▸ Stated goal: Can the lines below, from the one that holds "Extract all readable text from this page." to the very end, be echoed exactly, with both ends included and no pictures?

Data entries:
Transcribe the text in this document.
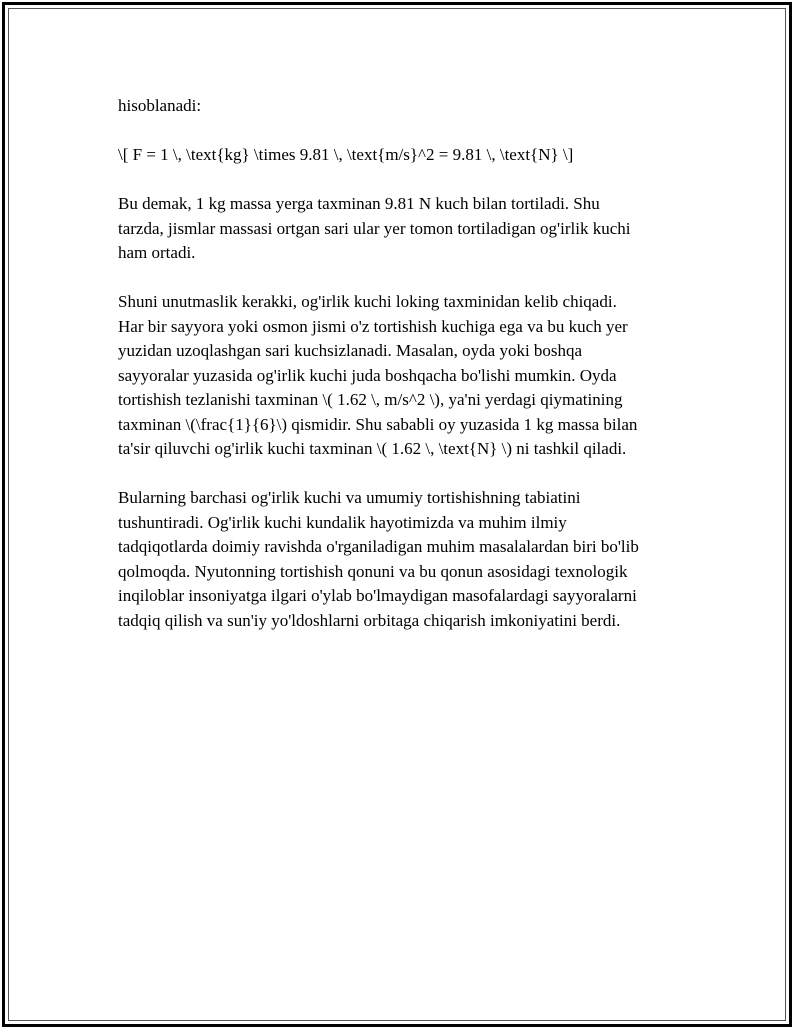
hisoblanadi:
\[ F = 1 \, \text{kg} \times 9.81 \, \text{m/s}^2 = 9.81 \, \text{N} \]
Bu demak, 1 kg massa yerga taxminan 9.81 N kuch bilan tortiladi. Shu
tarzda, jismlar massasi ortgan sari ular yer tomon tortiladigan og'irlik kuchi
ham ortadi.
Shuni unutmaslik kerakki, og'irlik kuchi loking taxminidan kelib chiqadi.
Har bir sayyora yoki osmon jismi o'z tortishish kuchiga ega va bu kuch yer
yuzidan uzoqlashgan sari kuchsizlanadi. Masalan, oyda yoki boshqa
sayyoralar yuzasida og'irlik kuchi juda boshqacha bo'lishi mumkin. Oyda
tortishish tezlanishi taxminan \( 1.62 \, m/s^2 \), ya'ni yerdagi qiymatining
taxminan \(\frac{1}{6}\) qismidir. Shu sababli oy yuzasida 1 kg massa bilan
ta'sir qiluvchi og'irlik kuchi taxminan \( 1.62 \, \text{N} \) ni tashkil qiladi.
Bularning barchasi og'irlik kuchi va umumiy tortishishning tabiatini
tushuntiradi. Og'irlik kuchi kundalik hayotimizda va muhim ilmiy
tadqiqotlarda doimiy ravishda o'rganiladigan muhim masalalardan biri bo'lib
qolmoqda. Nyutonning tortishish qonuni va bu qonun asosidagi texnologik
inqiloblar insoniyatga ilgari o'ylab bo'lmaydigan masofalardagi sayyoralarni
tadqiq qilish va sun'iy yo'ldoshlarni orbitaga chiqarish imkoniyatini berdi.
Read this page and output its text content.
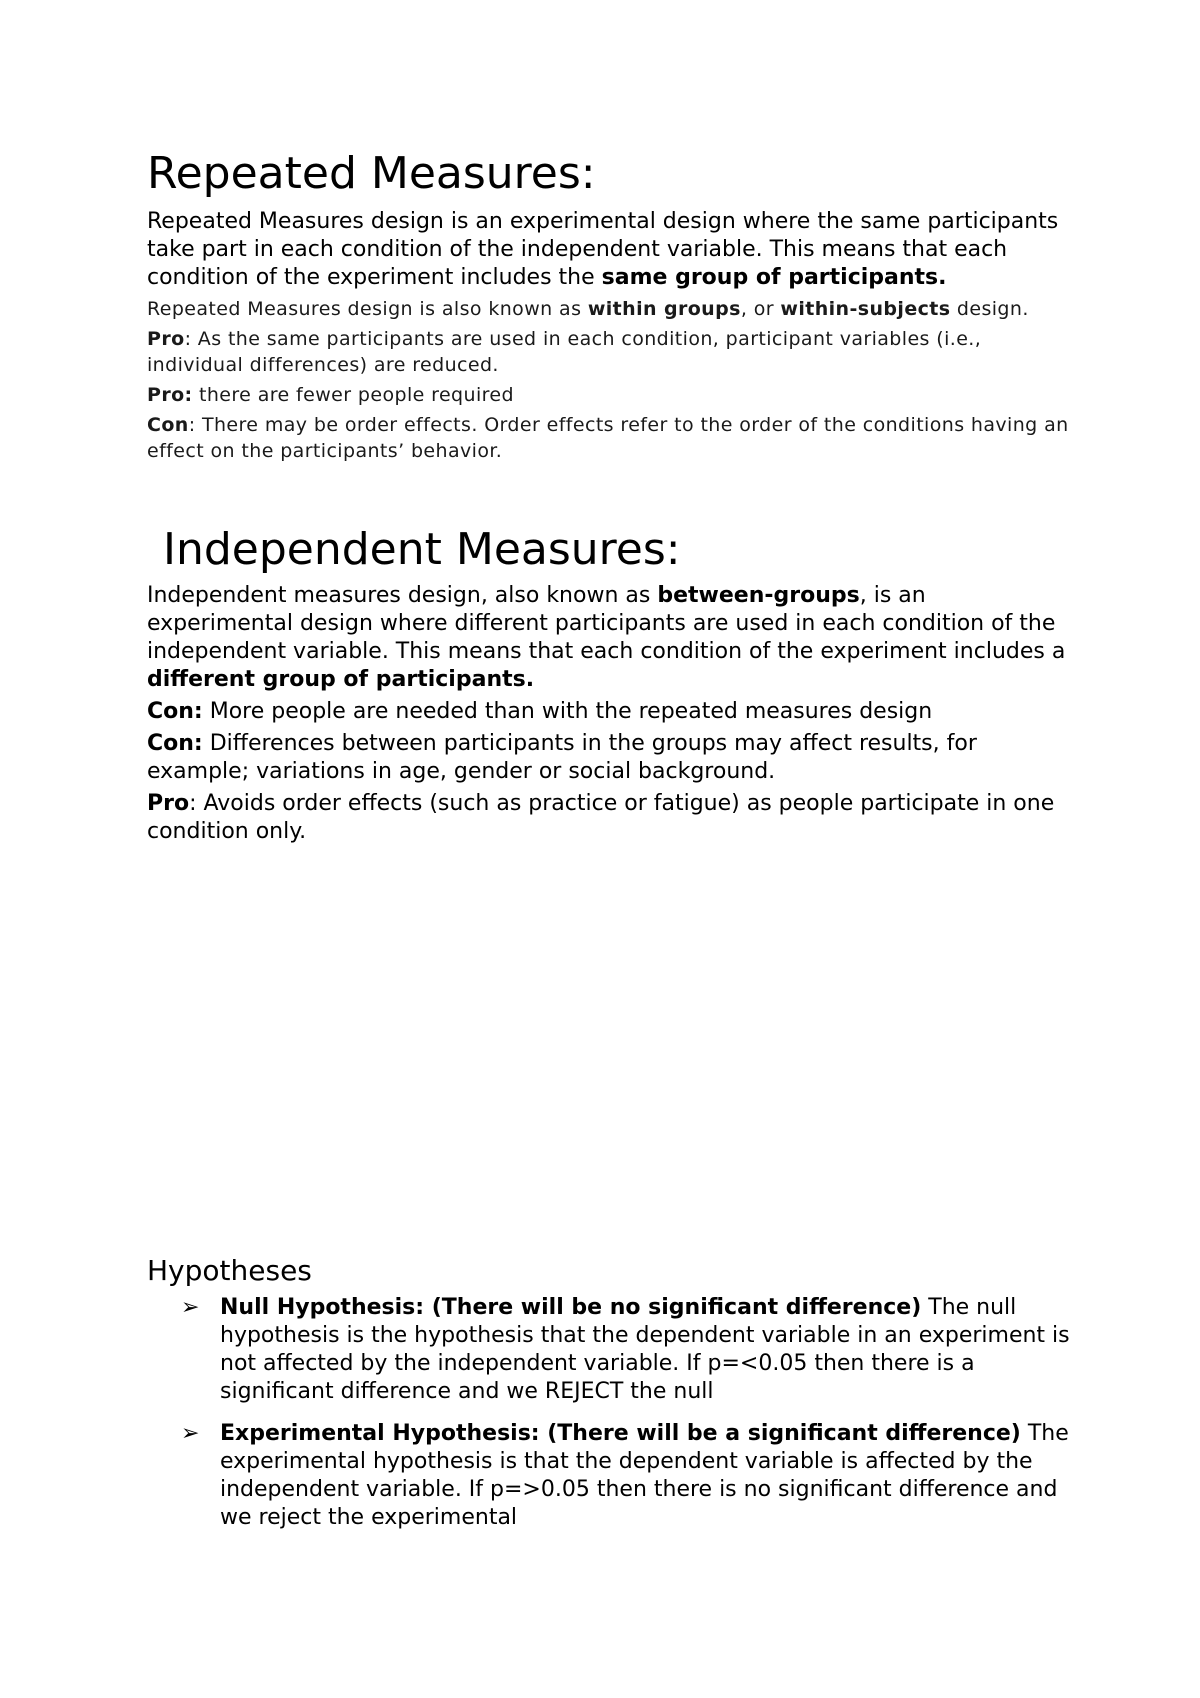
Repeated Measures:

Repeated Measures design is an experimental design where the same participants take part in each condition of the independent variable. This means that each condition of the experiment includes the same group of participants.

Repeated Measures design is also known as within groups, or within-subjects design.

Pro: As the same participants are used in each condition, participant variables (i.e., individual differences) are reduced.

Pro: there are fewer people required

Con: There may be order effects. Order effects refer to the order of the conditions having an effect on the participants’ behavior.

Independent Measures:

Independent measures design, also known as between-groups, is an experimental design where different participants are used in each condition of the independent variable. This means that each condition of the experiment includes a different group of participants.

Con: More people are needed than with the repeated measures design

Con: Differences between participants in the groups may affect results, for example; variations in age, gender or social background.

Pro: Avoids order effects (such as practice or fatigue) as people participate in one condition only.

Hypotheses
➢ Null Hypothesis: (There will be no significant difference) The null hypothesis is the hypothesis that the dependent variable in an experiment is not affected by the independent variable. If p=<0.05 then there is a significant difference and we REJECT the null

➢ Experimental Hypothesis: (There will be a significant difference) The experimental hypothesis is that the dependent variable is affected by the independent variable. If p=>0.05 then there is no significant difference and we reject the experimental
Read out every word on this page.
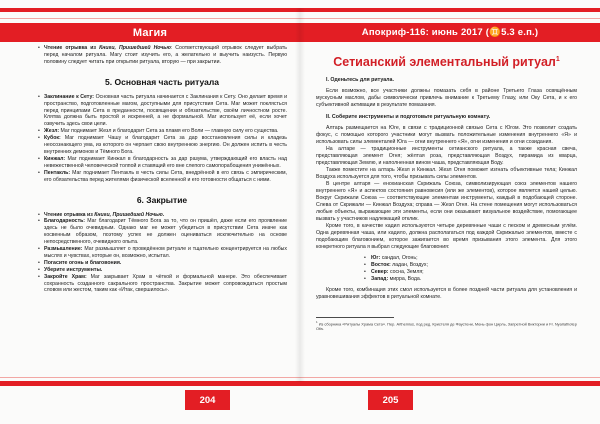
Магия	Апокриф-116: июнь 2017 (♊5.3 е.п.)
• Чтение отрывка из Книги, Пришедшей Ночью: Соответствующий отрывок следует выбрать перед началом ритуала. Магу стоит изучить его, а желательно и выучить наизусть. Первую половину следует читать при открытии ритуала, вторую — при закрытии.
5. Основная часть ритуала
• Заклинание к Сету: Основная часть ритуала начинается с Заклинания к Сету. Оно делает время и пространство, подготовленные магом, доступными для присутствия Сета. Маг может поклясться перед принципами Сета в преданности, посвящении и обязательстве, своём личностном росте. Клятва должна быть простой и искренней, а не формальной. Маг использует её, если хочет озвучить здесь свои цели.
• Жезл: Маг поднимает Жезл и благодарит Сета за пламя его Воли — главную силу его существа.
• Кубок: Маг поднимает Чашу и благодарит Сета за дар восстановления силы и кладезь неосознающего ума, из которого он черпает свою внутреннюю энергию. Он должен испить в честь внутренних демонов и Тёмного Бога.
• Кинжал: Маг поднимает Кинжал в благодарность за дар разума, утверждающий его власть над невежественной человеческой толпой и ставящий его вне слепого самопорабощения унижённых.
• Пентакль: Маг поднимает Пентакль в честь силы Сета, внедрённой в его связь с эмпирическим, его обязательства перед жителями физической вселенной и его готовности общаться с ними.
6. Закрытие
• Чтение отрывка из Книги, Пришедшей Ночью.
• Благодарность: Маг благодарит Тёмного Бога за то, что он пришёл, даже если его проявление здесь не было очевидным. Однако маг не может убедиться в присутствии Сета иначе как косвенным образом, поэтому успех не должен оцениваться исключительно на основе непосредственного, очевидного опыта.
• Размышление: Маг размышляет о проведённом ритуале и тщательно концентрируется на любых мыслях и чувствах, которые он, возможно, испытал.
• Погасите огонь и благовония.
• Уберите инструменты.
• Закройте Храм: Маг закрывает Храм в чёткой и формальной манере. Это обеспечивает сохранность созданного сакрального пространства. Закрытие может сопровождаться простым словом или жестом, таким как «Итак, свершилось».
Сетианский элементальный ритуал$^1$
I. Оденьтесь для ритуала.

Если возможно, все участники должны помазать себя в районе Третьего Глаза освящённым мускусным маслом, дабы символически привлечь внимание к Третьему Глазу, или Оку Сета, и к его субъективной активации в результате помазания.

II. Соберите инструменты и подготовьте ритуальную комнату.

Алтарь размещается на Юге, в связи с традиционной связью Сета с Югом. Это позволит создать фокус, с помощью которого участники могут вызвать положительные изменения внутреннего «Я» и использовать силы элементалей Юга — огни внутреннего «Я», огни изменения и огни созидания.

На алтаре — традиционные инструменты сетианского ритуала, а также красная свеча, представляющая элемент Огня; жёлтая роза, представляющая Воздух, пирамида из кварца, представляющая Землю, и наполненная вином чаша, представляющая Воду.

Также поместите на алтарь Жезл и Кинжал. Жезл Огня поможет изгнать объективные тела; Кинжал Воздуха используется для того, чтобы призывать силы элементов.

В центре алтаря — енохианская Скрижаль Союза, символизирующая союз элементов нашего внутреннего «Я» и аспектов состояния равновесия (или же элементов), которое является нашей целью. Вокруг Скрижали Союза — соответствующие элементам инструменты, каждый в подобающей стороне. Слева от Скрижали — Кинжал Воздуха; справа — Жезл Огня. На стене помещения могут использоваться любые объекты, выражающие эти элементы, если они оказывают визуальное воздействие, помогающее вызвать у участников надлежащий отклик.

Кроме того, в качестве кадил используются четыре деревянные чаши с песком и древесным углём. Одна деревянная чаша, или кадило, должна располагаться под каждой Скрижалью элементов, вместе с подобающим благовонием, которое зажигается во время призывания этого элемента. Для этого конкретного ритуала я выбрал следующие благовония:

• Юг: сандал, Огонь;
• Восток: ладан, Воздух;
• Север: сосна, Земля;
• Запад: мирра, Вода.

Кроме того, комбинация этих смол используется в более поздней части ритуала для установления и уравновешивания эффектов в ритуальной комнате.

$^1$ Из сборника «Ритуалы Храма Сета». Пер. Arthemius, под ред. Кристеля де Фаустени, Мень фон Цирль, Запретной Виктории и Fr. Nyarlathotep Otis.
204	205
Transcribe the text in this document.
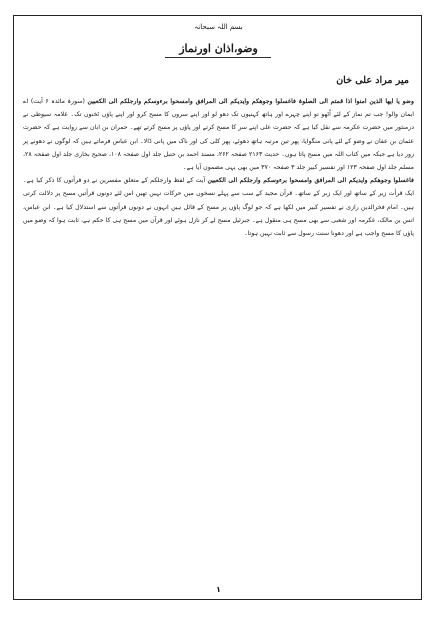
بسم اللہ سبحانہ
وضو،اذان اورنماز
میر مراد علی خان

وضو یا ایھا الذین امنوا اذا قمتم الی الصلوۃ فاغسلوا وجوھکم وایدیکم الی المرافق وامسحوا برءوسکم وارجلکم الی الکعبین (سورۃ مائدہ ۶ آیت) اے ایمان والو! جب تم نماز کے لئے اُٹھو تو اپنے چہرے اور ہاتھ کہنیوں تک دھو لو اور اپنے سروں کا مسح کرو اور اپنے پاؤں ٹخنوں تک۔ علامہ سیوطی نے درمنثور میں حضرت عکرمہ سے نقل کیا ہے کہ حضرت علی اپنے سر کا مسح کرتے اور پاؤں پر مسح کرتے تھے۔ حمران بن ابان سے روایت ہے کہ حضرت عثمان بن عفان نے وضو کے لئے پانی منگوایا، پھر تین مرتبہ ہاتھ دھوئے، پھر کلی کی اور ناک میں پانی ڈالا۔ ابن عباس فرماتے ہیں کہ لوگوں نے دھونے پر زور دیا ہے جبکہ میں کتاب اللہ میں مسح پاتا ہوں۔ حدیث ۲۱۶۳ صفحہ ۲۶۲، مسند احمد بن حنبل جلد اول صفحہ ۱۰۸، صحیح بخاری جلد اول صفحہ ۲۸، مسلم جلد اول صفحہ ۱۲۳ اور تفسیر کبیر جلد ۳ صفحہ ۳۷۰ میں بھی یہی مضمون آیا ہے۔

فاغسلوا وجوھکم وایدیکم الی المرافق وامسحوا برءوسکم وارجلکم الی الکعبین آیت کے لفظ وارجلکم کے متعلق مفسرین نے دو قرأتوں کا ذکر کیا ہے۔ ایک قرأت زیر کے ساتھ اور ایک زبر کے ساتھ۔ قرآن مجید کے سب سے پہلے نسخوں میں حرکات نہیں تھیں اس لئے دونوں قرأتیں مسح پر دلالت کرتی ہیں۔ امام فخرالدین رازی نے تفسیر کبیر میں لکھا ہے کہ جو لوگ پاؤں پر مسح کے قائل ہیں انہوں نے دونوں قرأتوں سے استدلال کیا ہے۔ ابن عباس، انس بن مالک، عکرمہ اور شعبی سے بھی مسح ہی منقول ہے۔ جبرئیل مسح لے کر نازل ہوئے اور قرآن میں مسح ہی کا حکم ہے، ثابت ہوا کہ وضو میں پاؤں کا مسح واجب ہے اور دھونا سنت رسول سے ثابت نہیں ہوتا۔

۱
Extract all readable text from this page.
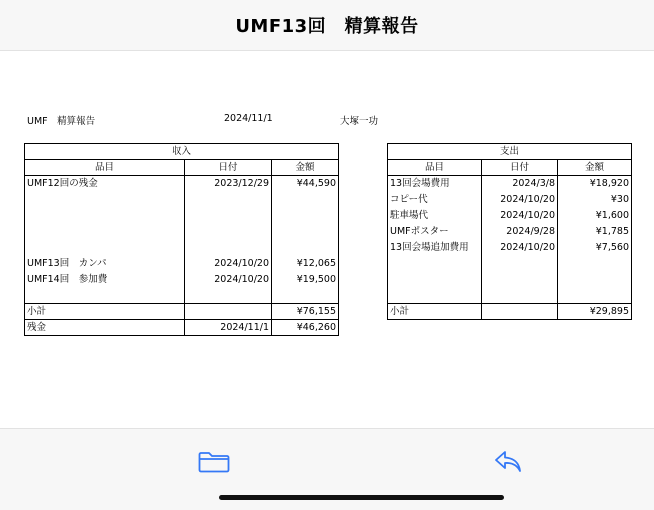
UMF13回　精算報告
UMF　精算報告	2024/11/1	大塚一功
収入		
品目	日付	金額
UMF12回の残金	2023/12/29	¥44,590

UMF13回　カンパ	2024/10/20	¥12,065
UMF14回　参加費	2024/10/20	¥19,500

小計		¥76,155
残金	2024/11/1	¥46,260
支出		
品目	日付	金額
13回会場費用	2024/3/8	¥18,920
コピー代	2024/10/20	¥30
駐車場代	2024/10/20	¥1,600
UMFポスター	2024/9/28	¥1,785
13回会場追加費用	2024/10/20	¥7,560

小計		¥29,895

▸ Complete response:
Extract all readable text from this page.
UMF13回　精算報告
UMF　精算報告	2024/11/1	大塚一功
収入		
品目	日付	金額
UMF12回の残金	2023/12/29	¥44,590

UMF13回　カンパ	2024/10/20	¥12,065
UMF14回　参加費	2024/10/20	¥19,500

小計		¥76,155
残金	2024/11/1	¥46,260
支出		
品目	日付	金額
13回会場費用	2024/3/8	¥18,920
コピー代	2024/10/20	¥30
駐車場代	2024/10/20	¥1,600
UMFポスター	2024/9/28	¥1,785
13回会場追加費用	2024/10/20	¥7,560

小計		¥29,895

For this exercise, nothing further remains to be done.